* [Instructions to follow]:
Where a line contains the string "project", copy that line.

* [Task inputs]:

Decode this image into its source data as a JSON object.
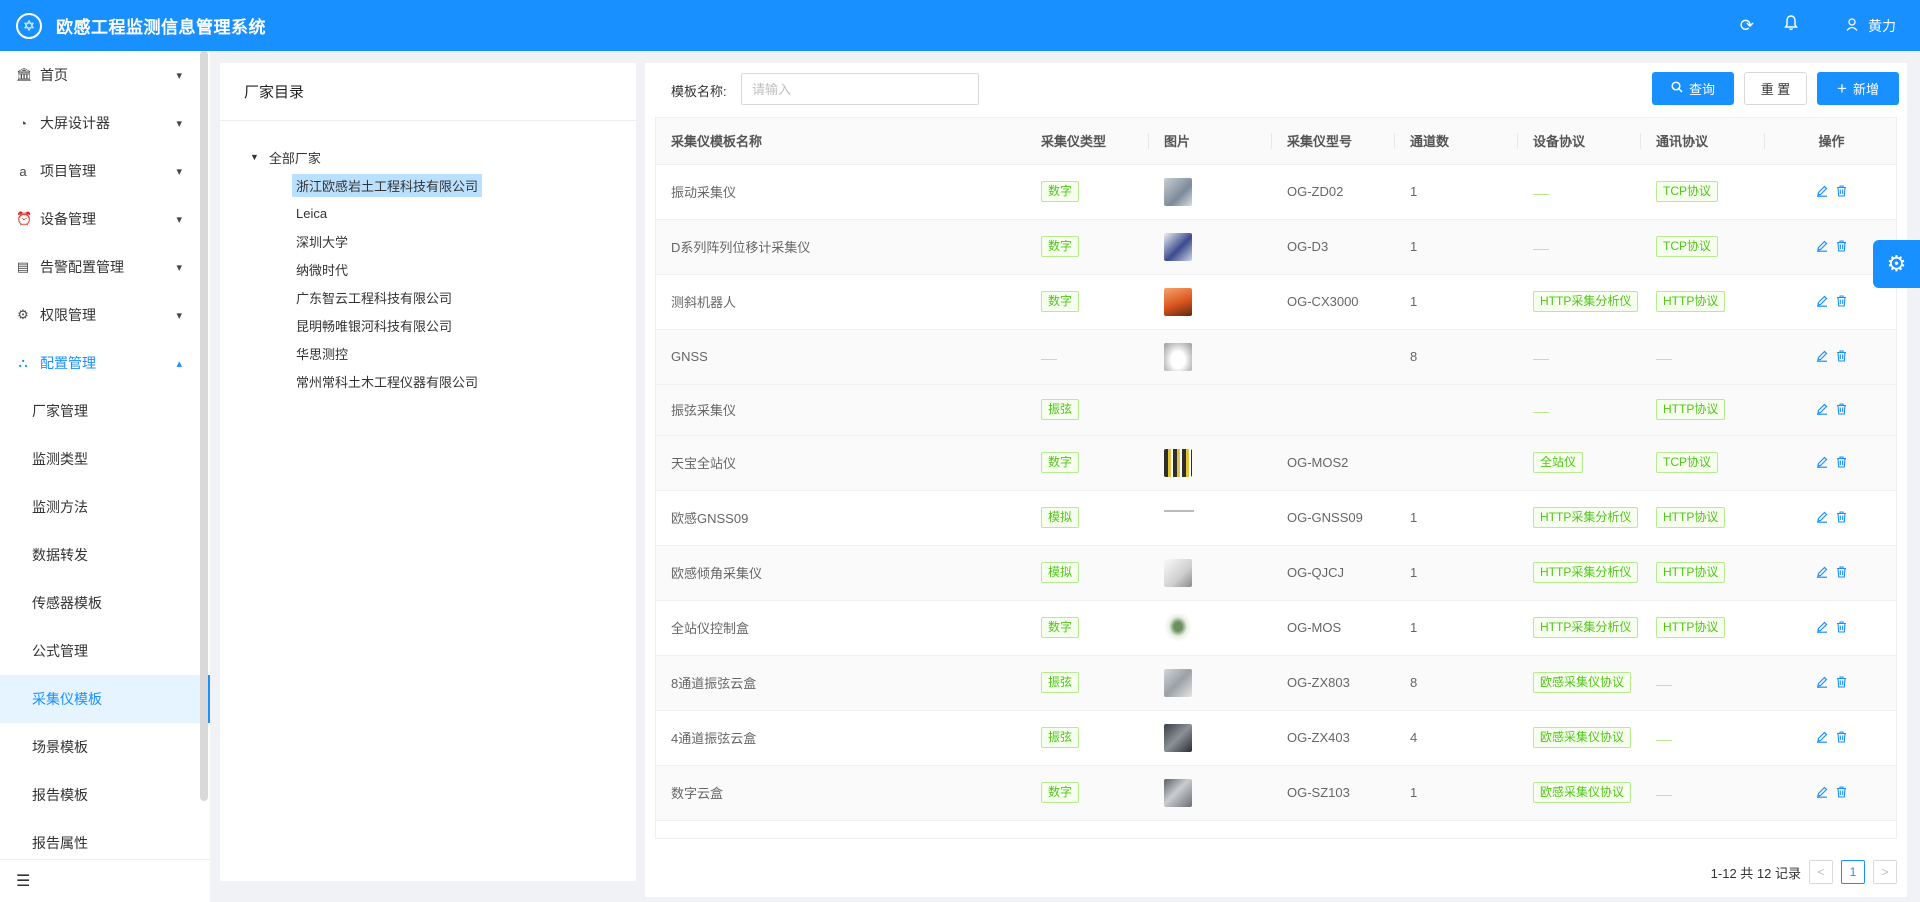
{
  "app": {
    "title": "欧感工程监测信息管理系统",
    "user_name": "黄力"
  },
  "sidebar": {
    "menu": [
      {
        "label": "首页",
        "icon": "bank-icon"
      },
      {
        "label": "大屏设计器",
        "icon": "dashboard-icon"
      },
      {
        "label": "项目管理",
        "icon": "amazon-icon"
      },
      {
        "label": "设备管理",
        "icon": "alarm-icon"
      },
      {
        "label": "告警配置管理",
        "icon": "profile-icon"
      },
      {
        "label": "权限管理",
        "icon": "setting-icon"
      },
      {
        "label": "配置管理",
        "icon": "cluster-icon",
        "open": true
      }
    ],
    "sub_menu": [
      "厂家管理",
      "监测类型",
      "监测方法",
      "数据转发",
      "传感器模板",
      "公式管理",
      "采集仪模板",
      "场景模板",
      "报告模板",
      "报告属性"
    ],
    "active_sub": "采集仪模板"
  },
  "tree_panel": {
    "title": "厂家目录",
    "root": "全部厂家",
    "nodes": [
      "浙江欧感岩土工程科技有限公司",
      "Leica",
      "深圳大学",
      "纳微时代",
      "广东智云工程科技有限公司",
      "昆明畅唯银河科技有限公司",
      "华思测控",
      "常州常科土木工程仪器有限公司"
    ],
    "selected": "浙江欧感岩土工程科技有限公司"
  },
  "search": {
    "label": "模板名称:",
    "placeholder": "请输入",
    "query_label": "查询",
    "reset_label": "重 置",
    "add_label": "新增"
  },
  "table": {
    "columns": [
      "采集仪模板名称",
      "采集仪类型",
      "图片",
      "采集仪型号",
      "通道数",
      "设备协议",
      "通讯协议",
      "操作"
    ],
    "rows": [
      {
        "name": "振动采集仪",
        "type": "数字",
        "image": "gray-device",
        "model": "OG-ZD02",
        "channels": "1",
        "device_protocol": "",
        "comm_protocol": "TCP协议"
      },
      {
        "name": "D系列阵列位移计采集仪",
        "type": "数字",
        "image": "blue-device",
        "model": "OG-D3",
        "channels": "1",
        "device_protocol": "",
        "comm_protocol": "TCP协议"
      },
      {
        "name": "测斜机器人",
        "type": "数字",
        "image": "orange-robot",
        "model": "OG-CX3000",
        "channels": "1",
        "device_protocol": "HTTP采集分析仪",
        "comm_protocol": "HTTP协议"
      },
      {
        "name": "GNSS",
        "type": "",
        "image": "gnss-antenna",
        "model": "",
        "channels": "8",
        "device_protocol": "",
        "comm_protocol": ""
      },
      {
        "name": "振弦采集仪",
        "type": "振弦",
        "image": "",
        "model": "",
        "channels": "",
        "device_protocol": "",
        "comm_protocol": "HTTP协议"
      },
      {
        "name": "天宝全站仪",
        "type": "数字",
        "image": "total-station-set",
        "model": "OG-MOS2",
        "channels": "",
        "device_protocol": "全站仪",
        "comm_protocol": "TCP协议"
      },
      {
        "name": "欧感GNSS09",
        "type": "模拟",
        "image": "thin-line",
        "model": "OG-GNSS09",
        "channels": "1",
        "device_protocol": "HTTP采集分析仪",
        "comm_protocol": "HTTP协议"
      },
      {
        "name": "欧感倾角采集仪",
        "type": "模拟",
        "image": "white-box",
        "model": "OG-QJCJ",
        "channels": "1",
        "device_protocol": "HTTP采集分析仪",
        "comm_protocol": "HTTP协议"
      },
      {
        "name": "全站仪控制盒",
        "type": "数字",
        "image": "total-station",
        "model": "OG-MOS",
        "channels": "1",
        "device_protocol": "HTTP采集分析仪",
        "comm_protocol": "HTTP协议"
      },
      {
        "name": "8通道振弦云盒",
        "type": "振弦",
        "image": "gray-box",
        "model": "OG-ZX803",
        "channels": "8",
        "device_protocol": "欧感采集仪协议",
        "comm_protocol": ""
      },
      {
        "name": "4通道振弦云盒",
        "type": "振弦",
        "image": "dark-box",
        "model": "OG-ZX403",
        "channels": "4",
        "device_protocol": "欧感采集仪协议",
        "comm_protocol": ""
      },
      {
        "name": "数字云盒",
        "type": "数字",
        "image": "silver-box",
        "model": "OG-SZ103",
        "channels": "1",
        "device_protocol": "欧感采集仪协议",
        "comm_protocol": ""
      }
    ]
  },
  "pagination": {
    "summary": "1-12 共 12 记录",
    "current_page": "1"
  },
  "colors": {
    "primary": "#1890ff",
    "tag_green": "#52c41a",
    "tag_border": "#b7eb8f"
  }
}
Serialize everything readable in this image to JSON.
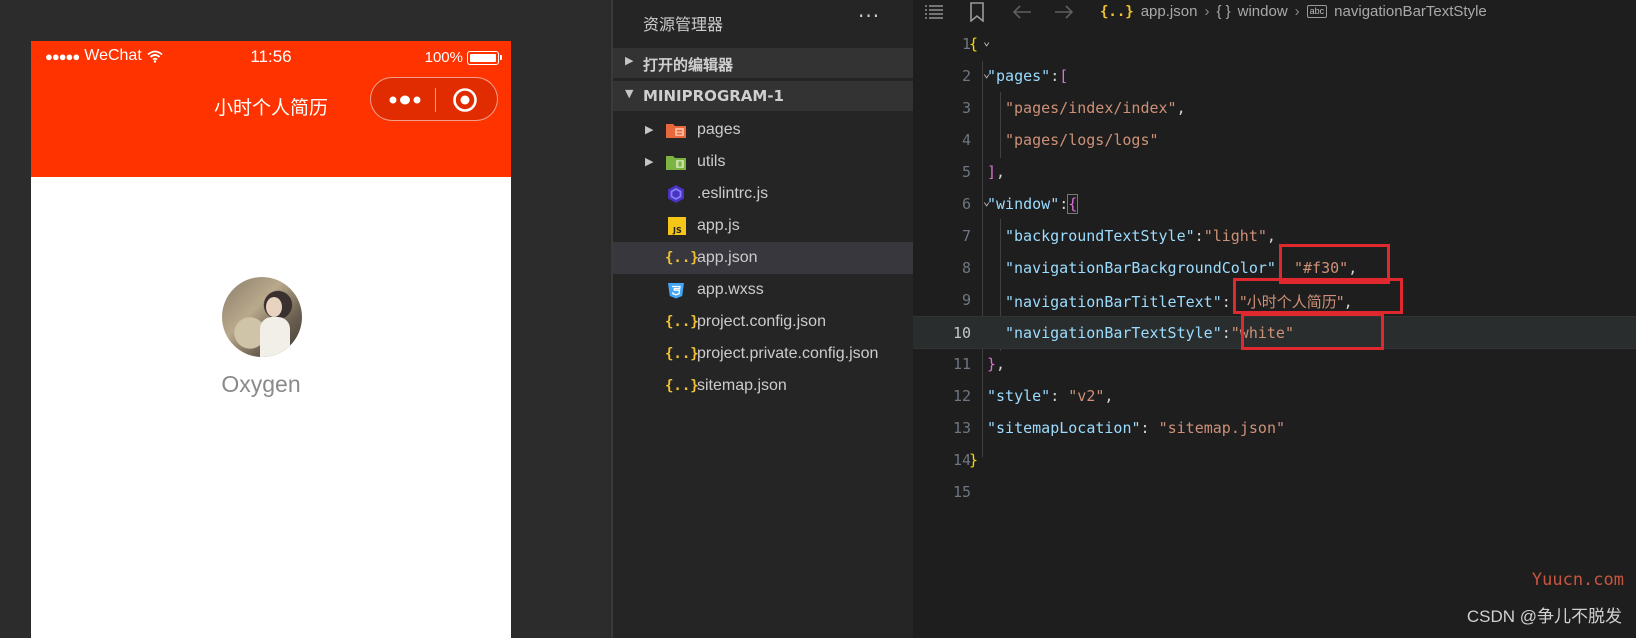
{
  "simulator": {
    "status_bar": {
      "carrier": "WeChat",
      "time": "11:56",
      "battery": "100%"
    },
    "nav_bar": {
      "title": "小时个人简历",
      "background_color": "#ff3300",
      "text_color": "#ffffff"
    },
    "page": {
      "nickname": "Oxygen"
    }
  },
  "explorer": {
    "title": "资源管理器",
    "more": "···",
    "sections": [
      {
        "label": "打开的编辑器",
        "expanded": false
      },
      {
        "label": "MINIPROGRAM-1",
        "expanded": true
      }
    ],
    "items": [
      {
        "label": "pages",
        "type": "folder",
        "icon": "folder-pages-icon"
      },
      {
        "label": "utils",
        "type": "folder",
        "icon": "folder-utils-icon"
      },
      {
        "label": ".eslintrc.js",
        "type": "file",
        "icon": "eslint-icon"
      },
      {
        "label": "app.js",
        "type": "file",
        "icon": "js-icon"
      },
      {
        "label": "app.json",
        "type": "file",
        "icon": "json-icon",
        "selected": true
      },
      {
        "label": "app.wxss",
        "type": "file",
        "icon": "css-icon"
      },
      {
        "label": "project.config.json",
        "type": "file",
        "icon": "json-icon"
      },
      {
        "label": "project.private.config.json",
        "type": "file",
        "icon": "json-icon"
      },
      {
        "label": "sitemap.json",
        "type": "file",
        "icon": "json-icon"
      }
    ],
    "json_glyph": "{..}"
  },
  "editor": {
    "breadcrumb": [
      "app.json",
      "window",
      "navigationBarTextStyle"
    ],
    "braces_glyph": "{ }",
    "abc_glyph": "abc",
    "lines": [
      {
        "n": "1"
      },
      {
        "n": "2",
        "key": "\"pages\"",
        "colon": ":",
        "open": "["
      },
      {
        "n": "3",
        "val": "\"pages/index/index\"",
        "comma": ","
      },
      {
        "n": "4",
        "val": "\"pages/logs/logs\""
      },
      {
        "n": "5",
        "close": "]",
        "comma": ","
      },
      {
        "n": "6",
        "key": "\"window\"",
        "colon": ":",
        "open": "{"
      },
      {
        "n": "7",
        "key": "\"backgroundTextStyle\"",
        "colon": ":",
        "val": "\"light\"",
        "comma": ","
      },
      {
        "n": "8",
        "key": "\"navigationBarBackgroundColor\"",
        "colon": ": ",
        "val": "\"#f30\"",
        "comma": ","
      },
      {
        "n": "9",
        "key": "\"navigationBarTitleText\"",
        "colon": ": ",
        "val": "\"小时个人简历\"",
        "comma": ","
      },
      {
        "n": "10",
        "key": "\"navigationBarTextStyle\"",
        "colon": ":",
        "val": "\"white\""
      },
      {
        "n": "11",
        "close": "}",
        "comma": ","
      },
      {
        "n": "12",
        "key": "\"style\"",
        "colon": ": ",
        "val": "\"v2\"",
        "comma": ","
      },
      {
        "n": "13",
        "key": "\"sitemapLocation\"",
        "colon": ": ",
        "val": "\"sitemap.json\""
      },
      {
        "n": "14"
      },
      {
        "n": "15"
      }
    ],
    "brace_open": "{",
    "brace_close": "}",
    "active_line": "10"
  },
  "watermarks": {
    "site": "Yuucn.com",
    "csdn": "CSDN @争儿不脱发"
  },
  "colors": {
    "accent": "#ff3300",
    "highlight_box": "#e0282f"
  }
}
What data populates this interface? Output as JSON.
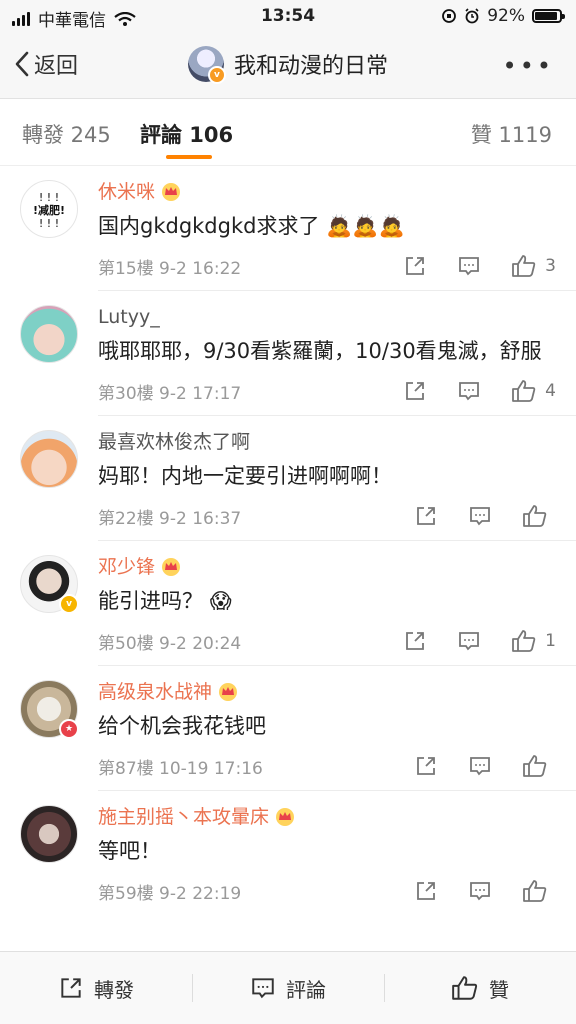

* [Result of this task]:
        "label": "project.config.json",
        "label": "project.private.config.json",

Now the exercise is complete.